(Data items)
+++++
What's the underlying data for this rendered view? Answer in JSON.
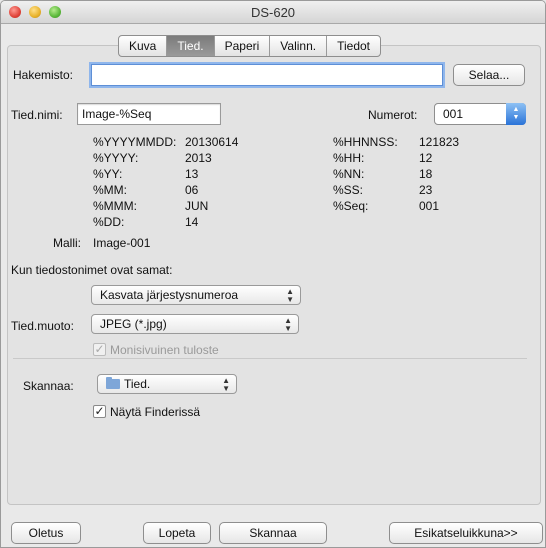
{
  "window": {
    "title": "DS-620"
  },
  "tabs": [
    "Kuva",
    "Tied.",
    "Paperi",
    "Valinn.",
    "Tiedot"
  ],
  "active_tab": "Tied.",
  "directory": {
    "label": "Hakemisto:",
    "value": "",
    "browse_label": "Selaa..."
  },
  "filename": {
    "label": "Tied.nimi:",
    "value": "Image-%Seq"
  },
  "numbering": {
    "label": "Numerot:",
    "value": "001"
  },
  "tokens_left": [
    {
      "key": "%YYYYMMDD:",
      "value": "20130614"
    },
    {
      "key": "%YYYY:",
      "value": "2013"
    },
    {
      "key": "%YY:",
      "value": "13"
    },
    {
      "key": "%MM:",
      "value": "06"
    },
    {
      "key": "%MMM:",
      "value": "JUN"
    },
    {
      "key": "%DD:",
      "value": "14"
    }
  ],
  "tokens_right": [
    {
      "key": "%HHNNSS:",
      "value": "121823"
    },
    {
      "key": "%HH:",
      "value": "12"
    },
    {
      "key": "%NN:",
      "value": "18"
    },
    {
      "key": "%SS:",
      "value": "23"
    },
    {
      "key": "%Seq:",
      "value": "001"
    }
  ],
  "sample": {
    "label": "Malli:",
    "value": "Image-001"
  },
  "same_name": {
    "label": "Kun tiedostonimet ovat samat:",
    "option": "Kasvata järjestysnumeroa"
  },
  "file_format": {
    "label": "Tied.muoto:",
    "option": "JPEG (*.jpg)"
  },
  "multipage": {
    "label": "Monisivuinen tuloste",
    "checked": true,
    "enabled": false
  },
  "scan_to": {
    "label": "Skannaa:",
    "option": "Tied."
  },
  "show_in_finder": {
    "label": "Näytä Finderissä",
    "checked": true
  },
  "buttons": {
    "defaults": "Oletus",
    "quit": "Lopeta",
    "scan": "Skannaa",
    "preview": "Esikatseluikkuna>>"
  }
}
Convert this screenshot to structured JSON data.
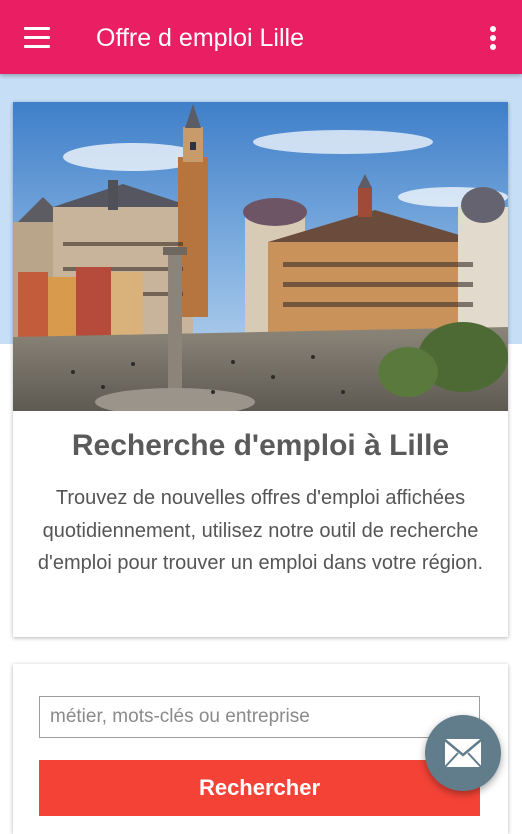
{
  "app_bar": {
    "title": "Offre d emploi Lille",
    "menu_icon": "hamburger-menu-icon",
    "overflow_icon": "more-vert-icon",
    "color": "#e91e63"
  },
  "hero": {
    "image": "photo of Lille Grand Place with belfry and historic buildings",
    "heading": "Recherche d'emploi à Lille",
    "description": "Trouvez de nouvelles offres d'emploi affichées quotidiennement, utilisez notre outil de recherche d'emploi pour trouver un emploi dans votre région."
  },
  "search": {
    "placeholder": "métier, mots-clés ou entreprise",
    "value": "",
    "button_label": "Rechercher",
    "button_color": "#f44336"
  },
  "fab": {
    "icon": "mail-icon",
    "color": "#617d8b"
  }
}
+++++
Copy all the records above exactly, but leave out the pictures.

What's the underlying data for this rendered view? Answer in JSON.
{
  "window": {
    "title": "DS-620"
  },
  "tabs": [
    "Kuva",
    "Tied.",
    "Paperi",
    "Valinn.",
    "Tiedot"
  ],
  "active_tab": "Tied.",
  "directory": {
    "label": "Hakemisto:",
    "value": "",
    "browse_label": "Selaa..."
  },
  "filename": {
    "label": "Tied.nimi:",
    "value": "Image-%Seq"
  },
  "numbering": {
    "label": "Numerot:",
    "value": "001"
  },
  "tokens_left": [
    {
      "key": "%YYYYMMDD:",
      "value": "20130614"
    },
    {
      "key": "%YYYY:",
      "value": "2013"
    },
    {
      "key": "%YY:",
      "value": "13"
    },
    {
      "key": "%MM:",
      "value": "06"
    },
    {
      "key": "%MMM:",
      "value": "JUN"
    },
    {
      "key": "%DD:",
      "value": "14"
    }
  ],
  "tokens_right": [
    {
      "key": "%HHNNSS:",
      "value": "121823"
    },
    {
      "key": "%HH:",
      "value": "12"
    },
    {
      "key": "%NN:",
      "value": "18"
    },
    {
      "key": "%SS:",
      "value": "23"
    },
    {
      "key": "%Seq:",
      "value": "001"
    }
  ],
  "sample": {
    "label": "Malli:",
    "value": "Image-001"
  },
  "same_name": {
    "label": "Kun tiedostonimet ovat samat:",
    "option": "Kasvata järjestysnumeroa"
  },
  "file_format": {
    "label": "Tied.muoto:",
    "option": "JPEG (*.jpg)"
  },
  "multipage": {
    "label": "Monisivuinen tuloste",
    "checked": true,
    "enabled": false
  },
  "scan_to": {
    "label": "Skannaa:",
    "option": "Tied."
  },
  "show_in_finder": {
    "label": "Näytä Finderissä",
    "checked": true
  },
  "buttons": {
    "defaults": "Oletus",
    "quit": "Lopeta",
    "scan": "Skannaa",
    "preview": "Esikatseluikkuna>>"
  }
}
Convert this screenshot to structured JSON data.
{
  "app_bar": {
    "title": "Offre d emploi Lille",
    "menu_icon": "hamburger-menu-icon",
    "overflow_icon": "more-vert-icon",
    "color": "#e91e63"
  },
  "hero": {
    "image": "photo of Lille Grand Place with belfry and historic buildings",
    "heading": "Recherche d'emploi à Lille",
    "description": "Trouvez de nouvelles offres d'emploi affichées quotidiennement, utilisez notre outil de recherche d'emploi pour trouver un emploi dans votre région."
  },
  "search": {
    "placeholder": "métier, mots-clés ou entreprise",
    "value": "",
    "button_label": "Rechercher",
    "button_color": "#f44336"
  },
  "fab": {
    "icon": "mail-icon",
    "color": "#617d8b"
  }
}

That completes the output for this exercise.